--- start Material for this task ---
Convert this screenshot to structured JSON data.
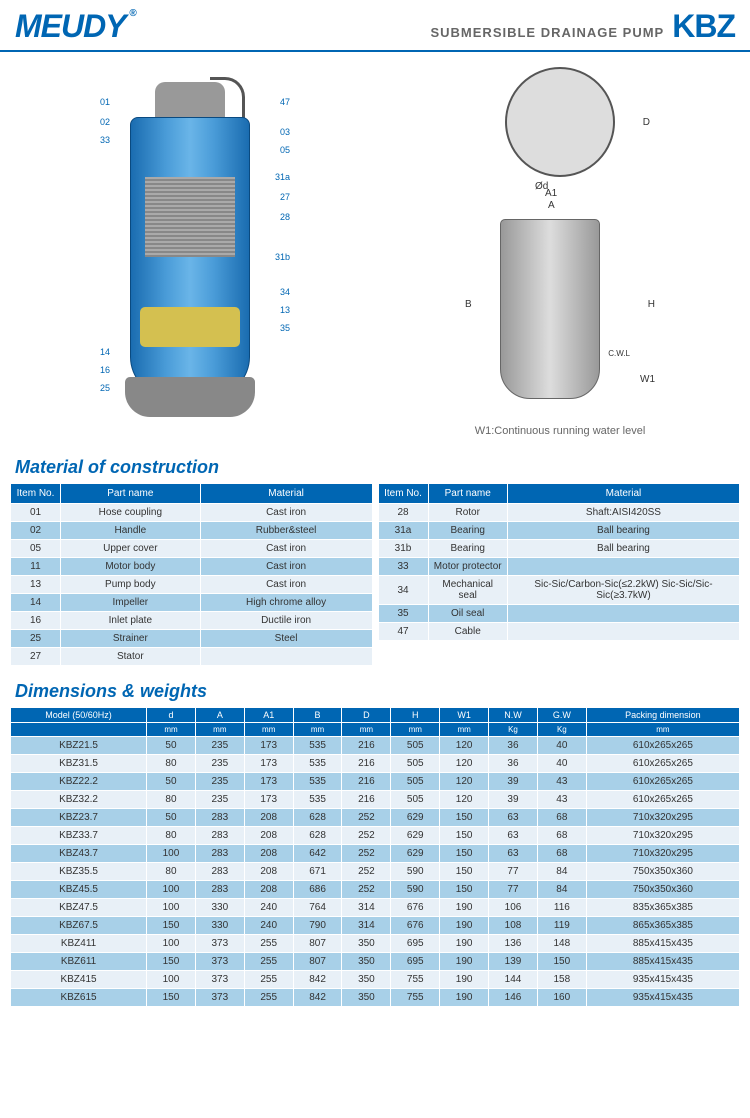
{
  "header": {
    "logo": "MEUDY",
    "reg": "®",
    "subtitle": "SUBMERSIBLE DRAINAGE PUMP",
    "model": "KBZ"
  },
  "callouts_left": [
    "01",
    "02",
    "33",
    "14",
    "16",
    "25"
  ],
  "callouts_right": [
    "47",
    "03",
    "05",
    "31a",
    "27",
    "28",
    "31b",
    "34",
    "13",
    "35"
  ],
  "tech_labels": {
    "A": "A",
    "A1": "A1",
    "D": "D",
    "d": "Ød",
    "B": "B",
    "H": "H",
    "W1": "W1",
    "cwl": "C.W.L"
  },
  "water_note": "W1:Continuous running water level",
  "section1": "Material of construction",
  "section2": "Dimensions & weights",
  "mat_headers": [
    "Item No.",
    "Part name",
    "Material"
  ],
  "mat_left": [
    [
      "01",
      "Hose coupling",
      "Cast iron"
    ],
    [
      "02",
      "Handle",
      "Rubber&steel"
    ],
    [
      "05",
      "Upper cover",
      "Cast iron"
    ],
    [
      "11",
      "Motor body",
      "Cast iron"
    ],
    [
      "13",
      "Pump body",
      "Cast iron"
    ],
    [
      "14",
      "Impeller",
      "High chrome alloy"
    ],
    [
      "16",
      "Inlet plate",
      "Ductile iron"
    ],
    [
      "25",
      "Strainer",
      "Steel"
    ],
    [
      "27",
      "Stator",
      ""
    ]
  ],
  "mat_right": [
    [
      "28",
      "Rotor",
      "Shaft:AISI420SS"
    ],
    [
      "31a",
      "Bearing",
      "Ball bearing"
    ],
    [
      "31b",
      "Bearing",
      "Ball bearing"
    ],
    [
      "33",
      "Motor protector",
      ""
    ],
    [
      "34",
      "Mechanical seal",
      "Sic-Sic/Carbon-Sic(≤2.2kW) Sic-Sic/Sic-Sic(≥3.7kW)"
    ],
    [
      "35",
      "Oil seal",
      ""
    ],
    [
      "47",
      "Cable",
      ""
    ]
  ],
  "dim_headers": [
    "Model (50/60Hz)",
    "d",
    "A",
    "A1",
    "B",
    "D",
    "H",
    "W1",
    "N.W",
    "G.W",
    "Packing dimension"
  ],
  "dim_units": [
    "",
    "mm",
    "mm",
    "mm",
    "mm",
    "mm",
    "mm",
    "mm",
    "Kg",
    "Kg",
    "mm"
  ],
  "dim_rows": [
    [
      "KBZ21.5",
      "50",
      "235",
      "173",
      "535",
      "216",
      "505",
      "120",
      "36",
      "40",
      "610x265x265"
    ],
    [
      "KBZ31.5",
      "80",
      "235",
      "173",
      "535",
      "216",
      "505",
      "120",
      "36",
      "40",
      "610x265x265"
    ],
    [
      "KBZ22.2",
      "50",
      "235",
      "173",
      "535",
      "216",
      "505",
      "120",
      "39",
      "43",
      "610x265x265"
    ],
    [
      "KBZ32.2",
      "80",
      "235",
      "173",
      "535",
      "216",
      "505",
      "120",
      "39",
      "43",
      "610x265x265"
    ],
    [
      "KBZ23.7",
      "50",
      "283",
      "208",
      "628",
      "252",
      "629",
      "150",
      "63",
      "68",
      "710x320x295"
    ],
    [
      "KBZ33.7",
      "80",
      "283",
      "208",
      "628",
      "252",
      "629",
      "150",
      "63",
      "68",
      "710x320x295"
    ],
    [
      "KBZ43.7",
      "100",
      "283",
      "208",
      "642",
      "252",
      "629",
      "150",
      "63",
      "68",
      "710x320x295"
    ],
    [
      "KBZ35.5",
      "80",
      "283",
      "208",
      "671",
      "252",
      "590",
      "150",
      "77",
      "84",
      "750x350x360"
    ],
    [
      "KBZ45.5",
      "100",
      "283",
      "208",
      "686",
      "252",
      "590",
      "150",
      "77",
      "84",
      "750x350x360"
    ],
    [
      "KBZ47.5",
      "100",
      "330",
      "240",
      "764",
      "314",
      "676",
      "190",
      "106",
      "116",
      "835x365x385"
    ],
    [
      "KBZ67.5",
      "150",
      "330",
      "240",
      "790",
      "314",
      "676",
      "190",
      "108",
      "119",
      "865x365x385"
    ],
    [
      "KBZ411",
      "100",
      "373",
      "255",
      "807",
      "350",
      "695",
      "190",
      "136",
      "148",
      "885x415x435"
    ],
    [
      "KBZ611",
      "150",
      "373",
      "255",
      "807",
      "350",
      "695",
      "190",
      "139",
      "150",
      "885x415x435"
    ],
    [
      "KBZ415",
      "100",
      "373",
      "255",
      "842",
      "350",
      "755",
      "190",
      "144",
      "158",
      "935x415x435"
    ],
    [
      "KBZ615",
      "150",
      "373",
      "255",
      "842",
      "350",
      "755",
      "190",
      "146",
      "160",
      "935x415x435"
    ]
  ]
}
--- end Material for this task ---
## Objective
Each record above should be copied character for character, with pictures dropped.

## Answer to this task
Convert this screenshot to structured JSON data.
{
  "header": {
    "logo": "MEUDY",
    "reg": "®",
    "subtitle": "SUBMERSIBLE DRAINAGE PUMP",
    "model": "KBZ"
  },
  "callouts_left": [
    "01",
    "02",
    "33",
    "14",
    "16",
    "25"
  ],
  "callouts_right": [
    "47",
    "03",
    "05",
    "31a",
    "27",
    "28",
    "31b",
    "34",
    "13",
    "35"
  ],
  "tech_labels": {
    "A": "A",
    "A1": "A1",
    "D": "D",
    "d": "Ød",
    "B": "B",
    "H": "H",
    "W1": "W1",
    "cwl": "C.W.L"
  },
  "water_note": "W1:Continuous running water level",
  "section1": "Material of construction",
  "section2": "Dimensions & weights",
  "mat_headers": [
    "Item No.",
    "Part name",
    "Material"
  ],
  "mat_left": [
    [
      "01",
      "Hose coupling",
      "Cast iron"
    ],
    [
      "02",
      "Handle",
      "Rubber&steel"
    ],
    [
      "05",
      "Upper cover",
      "Cast iron"
    ],
    [
      "11",
      "Motor body",
      "Cast iron"
    ],
    [
      "13",
      "Pump body",
      "Cast iron"
    ],
    [
      "14",
      "Impeller",
      "High chrome alloy"
    ],
    [
      "16",
      "Inlet plate",
      "Ductile iron"
    ],
    [
      "25",
      "Strainer",
      "Steel"
    ],
    [
      "27",
      "Stator",
      ""
    ]
  ],
  "mat_right": [
    [
      "28",
      "Rotor",
      "Shaft:AISI420SS"
    ],
    [
      "31a",
      "Bearing",
      "Ball bearing"
    ],
    [
      "31b",
      "Bearing",
      "Ball bearing"
    ],
    [
      "33",
      "Motor protector",
      ""
    ],
    [
      "34",
      "Mechanical seal",
      "Sic-Sic/Carbon-Sic(≤2.2kW) Sic-Sic/Sic-Sic(≥3.7kW)"
    ],
    [
      "35",
      "Oil seal",
      ""
    ],
    [
      "47",
      "Cable",
      ""
    ]
  ],
  "dim_headers": [
    "Model (50/60Hz)",
    "d",
    "A",
    "A1",
    "B",
    "D",
    "H",
    "W1",
    "N.W",
    "G.W",
    "Packing dimension"
  ],
  "dim_units": [
    "",
    "mm",
    "mm",
    "mm",
    "mm",
    "mm",
    "mm",
    "mm",
    "Kg",
    "Kg",
    "mm"
  ],
  "dim_rows": [
    [
      "KBZ21.5",
      "50",
      "235",
      "173",
      "535",
      "216",
      "505",
      "120",
      "36",
      "40",
      "610x265x265"
    ],
    [
      "KBZ31.5",
      "80",
      "235",
      "173",
      "535",
      "216",
      "505",
      "120",
      "36",
      "40",
      "610x265x265"
    ],
    [
      "KBZ22.2",
      "50",
      "235",
      "173",
      "535",
      "216",
      "505",
      "120",
      "39",
      "43",
      "610x265x265"
    ],
    [
      "KBZ32.2",
      "80",
      "235",
      "173",
      "535",
      "216",
      "505",
      "120",
      "39",
      "43",
      "610x265x265"
    ],
    [
      "KBZ23.7",
      "50",
      "283",
      "208",
      "628",
      "252",
      "629",
      "150",
      "63",
      "68",
      "710x320x295"
    ],
    [
      "KBZ33.7",
      "80",
      "283",
      "208",
      "628",
      "252",
      "629",
      "150",
      "63",
      "68",
      "710x320x295"
    ],
    [
      "KBZ43.7",
      "100",
      "283",
      "208",
      "642",
      "252",
      "629",
      "150",
      "63",
      "68",
      "710x320x295"
    ],
    [
      "KBZ35.5",
      "80",
      "283",
      "208",
      "671",
      "252",
      "590",
      "150",
      "77",
      "84",
      "750x350x360"
    ],
    [
      "KBZ45.5",
      "100",
      "283",
      "208",
      "686",
      "252",
      "590",
      "150",
      "77",
      "84",
      "750x350x360"
    ],
    [
      "KBZ47.5",
      "100",
      "330",
      "240",
      "764",
      "314",
      "676",
      "190",
      "106",
      "116",
      "835x365x385"
    ],
    [
      "KBZ67.5",
      "150",
      "330",
      "240",
      "790",
      "314",
      "676",
      "190",
      "108",
      "119",
      "865x365x385"
    ],
    [
      "KBZ411",
      "100",
      "373",
      "255",
      "807",
      "350",
      "695",
      "190",
      "136",
      "148",
      "885x415x435"
    ],
    [
      "KBZ611",
      "150",
      "373",
      "255",
      "807",
      "350",
      "695",
      "190",
      "139",
      "150",
      "885x415x435"
    ],
    [
      "KBZ415",
      "100",
      "373",
      "255",
      "842",
      "350",
      "755",
      "190",
      "144",
      "158",
      "935x415x435"
    ],
    [
      "KBZ615",
      "150",
      "373",
      "255",
      "842",
      "350",
      "755",
      "190",
      "146",
      "160",
      "935x415x435"
    ]
  ]
}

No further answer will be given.